Directions => Keep only the lines of the data below that contain "number", and copy them.
--------------------
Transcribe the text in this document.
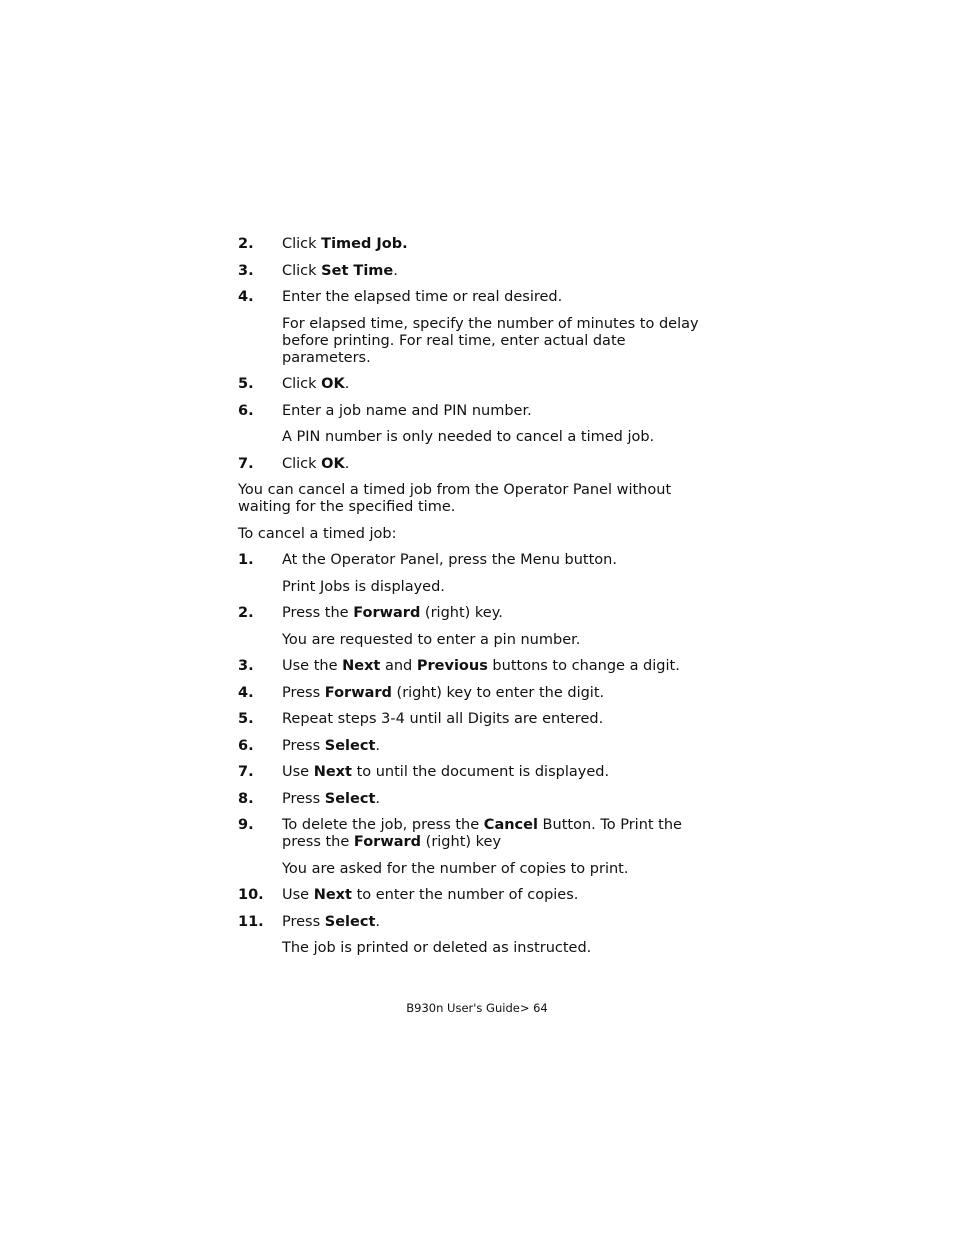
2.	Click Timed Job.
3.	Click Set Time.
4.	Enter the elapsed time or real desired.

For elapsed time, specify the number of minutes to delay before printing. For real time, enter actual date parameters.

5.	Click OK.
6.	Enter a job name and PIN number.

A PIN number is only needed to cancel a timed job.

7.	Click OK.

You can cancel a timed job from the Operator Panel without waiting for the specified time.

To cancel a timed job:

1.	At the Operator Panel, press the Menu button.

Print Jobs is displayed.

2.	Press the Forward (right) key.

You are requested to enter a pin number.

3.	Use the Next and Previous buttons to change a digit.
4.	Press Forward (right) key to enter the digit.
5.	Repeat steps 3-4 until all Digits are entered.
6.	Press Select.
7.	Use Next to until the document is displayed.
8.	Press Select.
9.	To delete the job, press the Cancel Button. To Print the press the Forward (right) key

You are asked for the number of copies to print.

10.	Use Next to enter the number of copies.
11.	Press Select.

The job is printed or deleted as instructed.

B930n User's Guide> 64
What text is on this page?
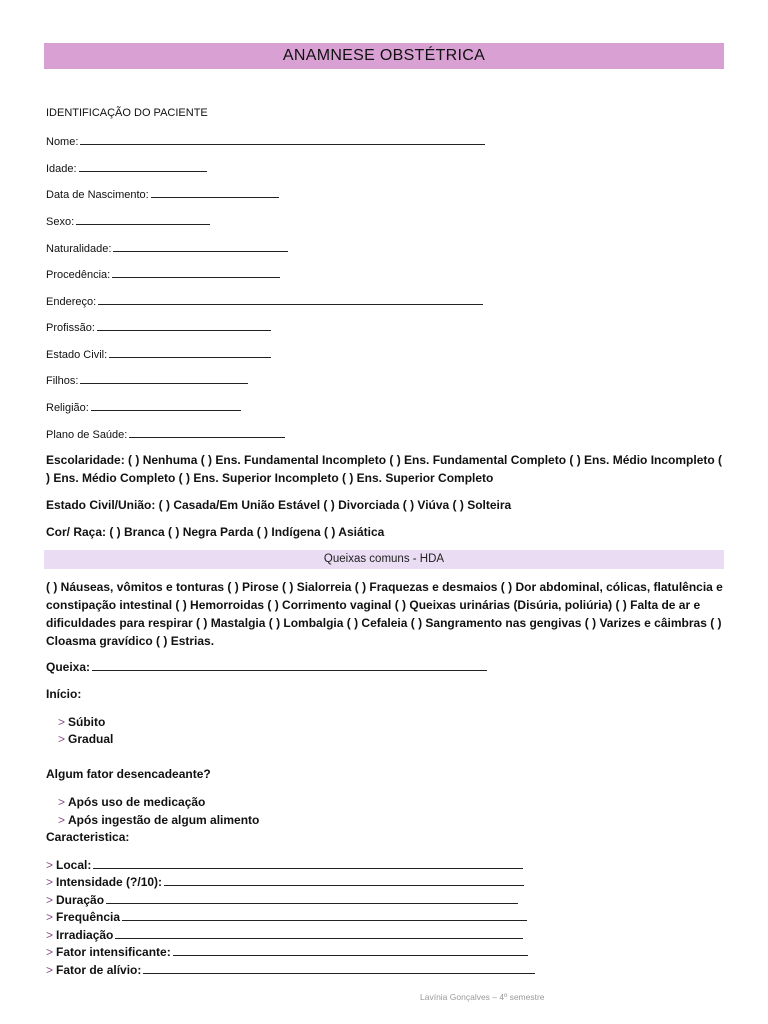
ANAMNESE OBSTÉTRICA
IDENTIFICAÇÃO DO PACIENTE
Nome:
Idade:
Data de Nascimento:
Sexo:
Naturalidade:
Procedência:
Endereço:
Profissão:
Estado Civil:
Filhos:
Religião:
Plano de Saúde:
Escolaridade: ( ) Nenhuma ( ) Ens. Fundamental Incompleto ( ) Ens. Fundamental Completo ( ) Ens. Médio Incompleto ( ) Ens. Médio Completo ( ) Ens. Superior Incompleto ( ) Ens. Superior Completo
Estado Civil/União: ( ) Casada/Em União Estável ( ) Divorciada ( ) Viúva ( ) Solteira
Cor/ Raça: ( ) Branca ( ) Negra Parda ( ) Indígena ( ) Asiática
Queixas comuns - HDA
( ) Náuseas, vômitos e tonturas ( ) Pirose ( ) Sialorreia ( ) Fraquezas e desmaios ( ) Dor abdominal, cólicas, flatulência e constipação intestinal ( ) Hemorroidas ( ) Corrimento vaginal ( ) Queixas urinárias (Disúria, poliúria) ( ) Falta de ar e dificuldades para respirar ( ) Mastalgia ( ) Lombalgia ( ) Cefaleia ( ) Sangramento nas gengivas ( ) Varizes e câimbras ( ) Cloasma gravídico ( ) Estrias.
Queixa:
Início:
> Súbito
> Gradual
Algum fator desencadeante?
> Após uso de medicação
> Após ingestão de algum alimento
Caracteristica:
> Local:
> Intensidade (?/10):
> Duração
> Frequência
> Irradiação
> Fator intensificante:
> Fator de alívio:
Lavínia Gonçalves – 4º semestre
--------------------
Solved exercise =>
For elapsed time, specify the number of minutes to delay before printing. For real time, enter actual date parameters.
6.	Enter a job name and PIN number.
A PIN number is only needed to cancel a timed job.
You are requested to enter a pin number.
You are asked for the number of copies to print.
10.	Use Next to enter the number of copies.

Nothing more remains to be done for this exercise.